(Spatial annotation entries)

○ ○ ○ ○ ○ ○ ○

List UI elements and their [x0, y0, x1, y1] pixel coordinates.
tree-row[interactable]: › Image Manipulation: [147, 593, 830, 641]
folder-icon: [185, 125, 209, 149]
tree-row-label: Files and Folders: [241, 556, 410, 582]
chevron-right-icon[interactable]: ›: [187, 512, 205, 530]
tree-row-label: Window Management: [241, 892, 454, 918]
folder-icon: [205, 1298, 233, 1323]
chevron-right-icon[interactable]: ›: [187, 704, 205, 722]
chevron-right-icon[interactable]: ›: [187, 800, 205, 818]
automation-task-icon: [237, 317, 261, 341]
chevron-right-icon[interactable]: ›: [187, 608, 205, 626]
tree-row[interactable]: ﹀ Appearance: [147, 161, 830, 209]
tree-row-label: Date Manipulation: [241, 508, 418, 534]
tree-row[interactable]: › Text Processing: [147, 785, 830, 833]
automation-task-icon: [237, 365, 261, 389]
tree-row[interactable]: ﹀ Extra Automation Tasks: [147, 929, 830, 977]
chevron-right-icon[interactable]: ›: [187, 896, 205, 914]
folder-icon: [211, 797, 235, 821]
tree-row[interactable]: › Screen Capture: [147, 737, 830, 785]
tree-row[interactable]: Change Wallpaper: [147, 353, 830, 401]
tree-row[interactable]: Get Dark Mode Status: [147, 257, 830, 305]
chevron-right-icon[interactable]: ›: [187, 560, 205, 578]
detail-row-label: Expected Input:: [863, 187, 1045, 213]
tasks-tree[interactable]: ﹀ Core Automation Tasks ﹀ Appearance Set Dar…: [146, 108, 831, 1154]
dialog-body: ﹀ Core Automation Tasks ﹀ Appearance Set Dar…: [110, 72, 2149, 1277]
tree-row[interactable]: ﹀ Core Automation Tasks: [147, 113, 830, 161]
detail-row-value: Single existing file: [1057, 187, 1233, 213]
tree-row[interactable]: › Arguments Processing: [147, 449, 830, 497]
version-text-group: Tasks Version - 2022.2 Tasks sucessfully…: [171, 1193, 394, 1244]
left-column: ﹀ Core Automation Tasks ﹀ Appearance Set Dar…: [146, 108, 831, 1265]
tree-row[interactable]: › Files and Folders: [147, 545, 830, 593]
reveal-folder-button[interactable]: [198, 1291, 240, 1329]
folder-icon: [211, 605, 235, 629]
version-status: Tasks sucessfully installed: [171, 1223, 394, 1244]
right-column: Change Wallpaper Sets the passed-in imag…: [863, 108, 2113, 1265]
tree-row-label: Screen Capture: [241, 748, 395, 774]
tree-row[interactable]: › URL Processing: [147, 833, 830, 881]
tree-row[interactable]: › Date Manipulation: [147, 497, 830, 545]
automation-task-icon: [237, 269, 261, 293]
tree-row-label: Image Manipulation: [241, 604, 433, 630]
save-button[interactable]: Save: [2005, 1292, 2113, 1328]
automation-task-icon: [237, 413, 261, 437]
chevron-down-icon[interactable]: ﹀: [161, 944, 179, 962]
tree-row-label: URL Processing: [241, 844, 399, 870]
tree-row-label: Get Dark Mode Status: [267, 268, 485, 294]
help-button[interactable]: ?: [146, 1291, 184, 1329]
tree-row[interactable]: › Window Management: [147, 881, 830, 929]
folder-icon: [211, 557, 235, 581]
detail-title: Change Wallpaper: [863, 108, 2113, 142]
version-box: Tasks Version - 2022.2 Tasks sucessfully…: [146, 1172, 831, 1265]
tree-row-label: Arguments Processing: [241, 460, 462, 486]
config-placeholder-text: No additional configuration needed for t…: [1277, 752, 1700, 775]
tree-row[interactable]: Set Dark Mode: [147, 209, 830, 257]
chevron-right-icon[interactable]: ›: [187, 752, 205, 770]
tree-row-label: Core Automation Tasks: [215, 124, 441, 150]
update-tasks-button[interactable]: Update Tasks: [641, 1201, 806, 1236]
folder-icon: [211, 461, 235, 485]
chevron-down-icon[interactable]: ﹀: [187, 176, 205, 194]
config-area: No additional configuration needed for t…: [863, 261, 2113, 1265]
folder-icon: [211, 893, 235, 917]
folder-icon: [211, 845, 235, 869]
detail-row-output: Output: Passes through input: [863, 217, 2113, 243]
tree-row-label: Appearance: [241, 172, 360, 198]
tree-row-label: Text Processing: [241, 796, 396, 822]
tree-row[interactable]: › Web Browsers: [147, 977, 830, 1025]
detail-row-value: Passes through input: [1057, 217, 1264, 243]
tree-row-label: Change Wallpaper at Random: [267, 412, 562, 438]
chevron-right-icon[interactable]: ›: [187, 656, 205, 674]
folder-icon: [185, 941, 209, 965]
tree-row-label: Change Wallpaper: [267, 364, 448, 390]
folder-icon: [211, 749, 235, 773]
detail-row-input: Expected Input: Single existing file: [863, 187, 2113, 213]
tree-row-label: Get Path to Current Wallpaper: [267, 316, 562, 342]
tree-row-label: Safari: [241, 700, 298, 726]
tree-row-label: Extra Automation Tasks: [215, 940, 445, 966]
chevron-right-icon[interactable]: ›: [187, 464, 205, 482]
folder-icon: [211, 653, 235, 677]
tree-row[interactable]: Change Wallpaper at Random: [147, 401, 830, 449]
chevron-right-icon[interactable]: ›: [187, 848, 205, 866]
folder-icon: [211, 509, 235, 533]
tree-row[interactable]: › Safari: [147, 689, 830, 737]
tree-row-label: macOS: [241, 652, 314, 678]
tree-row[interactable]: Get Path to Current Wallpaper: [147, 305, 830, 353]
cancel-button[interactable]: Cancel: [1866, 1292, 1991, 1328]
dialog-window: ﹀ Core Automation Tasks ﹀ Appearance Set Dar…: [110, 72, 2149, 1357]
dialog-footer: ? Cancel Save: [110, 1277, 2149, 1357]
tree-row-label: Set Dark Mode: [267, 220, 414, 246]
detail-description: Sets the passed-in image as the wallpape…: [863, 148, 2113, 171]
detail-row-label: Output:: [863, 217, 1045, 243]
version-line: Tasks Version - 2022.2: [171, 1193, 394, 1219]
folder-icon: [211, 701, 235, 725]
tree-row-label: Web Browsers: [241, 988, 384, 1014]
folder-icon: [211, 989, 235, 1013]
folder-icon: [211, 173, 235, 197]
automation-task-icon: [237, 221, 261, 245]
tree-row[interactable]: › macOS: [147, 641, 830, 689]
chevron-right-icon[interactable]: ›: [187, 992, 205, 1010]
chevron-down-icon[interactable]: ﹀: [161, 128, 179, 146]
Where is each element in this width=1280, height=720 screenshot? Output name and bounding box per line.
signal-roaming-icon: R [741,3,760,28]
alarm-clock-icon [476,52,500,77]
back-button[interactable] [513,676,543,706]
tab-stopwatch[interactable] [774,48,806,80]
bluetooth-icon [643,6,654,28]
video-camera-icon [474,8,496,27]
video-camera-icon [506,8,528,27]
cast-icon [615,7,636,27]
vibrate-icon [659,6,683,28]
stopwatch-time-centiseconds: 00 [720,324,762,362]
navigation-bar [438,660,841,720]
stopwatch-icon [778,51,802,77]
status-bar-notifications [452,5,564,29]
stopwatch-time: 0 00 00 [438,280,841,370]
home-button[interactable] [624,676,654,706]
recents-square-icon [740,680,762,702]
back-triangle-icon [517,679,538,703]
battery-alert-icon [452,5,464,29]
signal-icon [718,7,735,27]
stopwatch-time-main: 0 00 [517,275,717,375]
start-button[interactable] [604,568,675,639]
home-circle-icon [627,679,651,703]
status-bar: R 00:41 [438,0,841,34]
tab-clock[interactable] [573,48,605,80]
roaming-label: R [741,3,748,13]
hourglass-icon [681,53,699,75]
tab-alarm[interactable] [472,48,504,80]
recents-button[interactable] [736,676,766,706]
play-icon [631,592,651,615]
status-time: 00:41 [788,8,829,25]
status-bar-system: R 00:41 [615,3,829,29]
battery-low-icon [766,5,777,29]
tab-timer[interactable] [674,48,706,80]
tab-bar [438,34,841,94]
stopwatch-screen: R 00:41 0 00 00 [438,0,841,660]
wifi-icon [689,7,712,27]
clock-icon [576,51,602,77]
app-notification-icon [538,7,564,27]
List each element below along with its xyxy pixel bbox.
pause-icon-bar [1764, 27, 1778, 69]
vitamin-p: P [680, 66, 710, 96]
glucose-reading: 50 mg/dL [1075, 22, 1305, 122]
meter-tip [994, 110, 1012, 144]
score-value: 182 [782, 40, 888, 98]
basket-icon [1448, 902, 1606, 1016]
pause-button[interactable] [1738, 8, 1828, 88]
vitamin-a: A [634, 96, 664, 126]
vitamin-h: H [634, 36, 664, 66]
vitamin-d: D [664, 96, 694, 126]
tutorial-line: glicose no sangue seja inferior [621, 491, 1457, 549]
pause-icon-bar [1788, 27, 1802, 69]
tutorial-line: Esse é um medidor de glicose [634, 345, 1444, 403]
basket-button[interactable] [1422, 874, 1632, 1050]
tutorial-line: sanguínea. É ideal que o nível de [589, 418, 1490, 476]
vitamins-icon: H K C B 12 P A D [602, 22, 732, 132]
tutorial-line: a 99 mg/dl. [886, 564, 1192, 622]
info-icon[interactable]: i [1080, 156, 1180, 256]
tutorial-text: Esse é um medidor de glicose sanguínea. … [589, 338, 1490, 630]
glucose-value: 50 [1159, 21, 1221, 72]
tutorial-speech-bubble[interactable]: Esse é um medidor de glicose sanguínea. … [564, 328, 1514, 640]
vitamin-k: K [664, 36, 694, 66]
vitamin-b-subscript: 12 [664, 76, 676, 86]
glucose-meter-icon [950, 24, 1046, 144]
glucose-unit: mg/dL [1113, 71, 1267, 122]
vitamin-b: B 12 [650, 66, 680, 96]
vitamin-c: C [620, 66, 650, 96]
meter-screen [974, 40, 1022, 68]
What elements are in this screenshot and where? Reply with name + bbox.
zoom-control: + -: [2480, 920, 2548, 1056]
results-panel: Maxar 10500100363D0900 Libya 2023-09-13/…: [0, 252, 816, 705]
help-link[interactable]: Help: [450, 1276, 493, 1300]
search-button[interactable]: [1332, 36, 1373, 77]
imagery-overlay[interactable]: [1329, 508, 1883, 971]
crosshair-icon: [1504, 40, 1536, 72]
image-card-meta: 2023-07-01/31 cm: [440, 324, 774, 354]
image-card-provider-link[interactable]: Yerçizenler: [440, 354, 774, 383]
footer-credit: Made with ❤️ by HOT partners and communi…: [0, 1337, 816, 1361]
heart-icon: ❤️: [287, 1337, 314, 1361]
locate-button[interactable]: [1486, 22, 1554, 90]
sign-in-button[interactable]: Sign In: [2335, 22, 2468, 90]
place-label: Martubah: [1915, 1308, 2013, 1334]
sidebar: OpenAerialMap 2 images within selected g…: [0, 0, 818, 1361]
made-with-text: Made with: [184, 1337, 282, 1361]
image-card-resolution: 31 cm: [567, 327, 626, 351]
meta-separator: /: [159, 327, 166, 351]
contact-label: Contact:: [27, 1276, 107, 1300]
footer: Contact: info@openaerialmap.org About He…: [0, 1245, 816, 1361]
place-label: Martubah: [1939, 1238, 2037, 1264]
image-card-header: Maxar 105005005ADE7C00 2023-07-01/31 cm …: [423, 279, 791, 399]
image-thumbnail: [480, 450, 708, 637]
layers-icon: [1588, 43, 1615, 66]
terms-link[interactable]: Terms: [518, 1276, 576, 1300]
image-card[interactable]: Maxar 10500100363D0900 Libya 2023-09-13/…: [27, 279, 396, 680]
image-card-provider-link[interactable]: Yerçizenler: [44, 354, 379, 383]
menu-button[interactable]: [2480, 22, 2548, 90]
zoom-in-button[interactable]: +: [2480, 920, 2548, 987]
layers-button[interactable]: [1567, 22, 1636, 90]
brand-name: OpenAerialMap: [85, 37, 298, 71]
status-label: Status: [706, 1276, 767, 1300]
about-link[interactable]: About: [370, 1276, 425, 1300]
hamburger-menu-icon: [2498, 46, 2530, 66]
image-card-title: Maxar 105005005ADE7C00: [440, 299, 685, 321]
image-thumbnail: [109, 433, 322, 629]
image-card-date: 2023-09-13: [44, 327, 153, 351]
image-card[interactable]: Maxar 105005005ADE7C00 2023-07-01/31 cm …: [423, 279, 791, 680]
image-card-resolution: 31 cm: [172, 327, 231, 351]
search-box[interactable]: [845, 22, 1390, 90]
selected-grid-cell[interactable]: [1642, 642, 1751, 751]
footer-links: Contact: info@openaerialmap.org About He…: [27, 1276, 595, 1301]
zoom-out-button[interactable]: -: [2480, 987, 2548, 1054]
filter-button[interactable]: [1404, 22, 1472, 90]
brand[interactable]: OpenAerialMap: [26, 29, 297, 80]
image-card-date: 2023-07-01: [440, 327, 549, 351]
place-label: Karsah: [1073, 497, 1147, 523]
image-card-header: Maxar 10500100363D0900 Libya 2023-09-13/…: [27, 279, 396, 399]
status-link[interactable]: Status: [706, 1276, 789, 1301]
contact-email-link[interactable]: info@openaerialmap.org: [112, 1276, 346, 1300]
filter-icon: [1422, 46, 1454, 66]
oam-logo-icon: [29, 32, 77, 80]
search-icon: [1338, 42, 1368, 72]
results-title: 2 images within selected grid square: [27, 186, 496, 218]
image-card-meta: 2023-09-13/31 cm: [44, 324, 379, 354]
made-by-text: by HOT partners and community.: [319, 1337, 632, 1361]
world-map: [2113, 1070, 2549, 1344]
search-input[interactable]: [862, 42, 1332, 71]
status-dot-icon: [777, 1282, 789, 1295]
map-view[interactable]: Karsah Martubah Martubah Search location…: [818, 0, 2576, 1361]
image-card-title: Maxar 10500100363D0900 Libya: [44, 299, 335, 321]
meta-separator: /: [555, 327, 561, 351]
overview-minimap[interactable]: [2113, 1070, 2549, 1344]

○ ○ ○ ○ ○ ○ ○

Aim of the task →
Transcribe the listing word for word, starting at its first line and ending at the line that contains "automation-task-icon: [237, 317, 261, 341]", with both of those lines included.

Answer to the exercise →
List UI elements and their [x0, y0, x1, y1] pixel coordinates.
tree-row[interactable]: › Image Manipulation: [147, 593, 830, 641]
folder-icon: [185, 125, 209, 149]
tree-row-label: Files and Folders: [241, 556, 410, 582]
chevron-right-icon[interactable]: ›: [187, 512, 205, 530]
tree-row-label: Window Management: [241, 892, 454, 918]
folder-icon: [205, 1298, 233, 1323]
chevron-right-icon[interactable]: ›: [187, 704, 205, 722]
chevron-right-icon[interactable]: ›: [187, 800, 205, 818]
automation-task-icon: [237, 317, 261, 341]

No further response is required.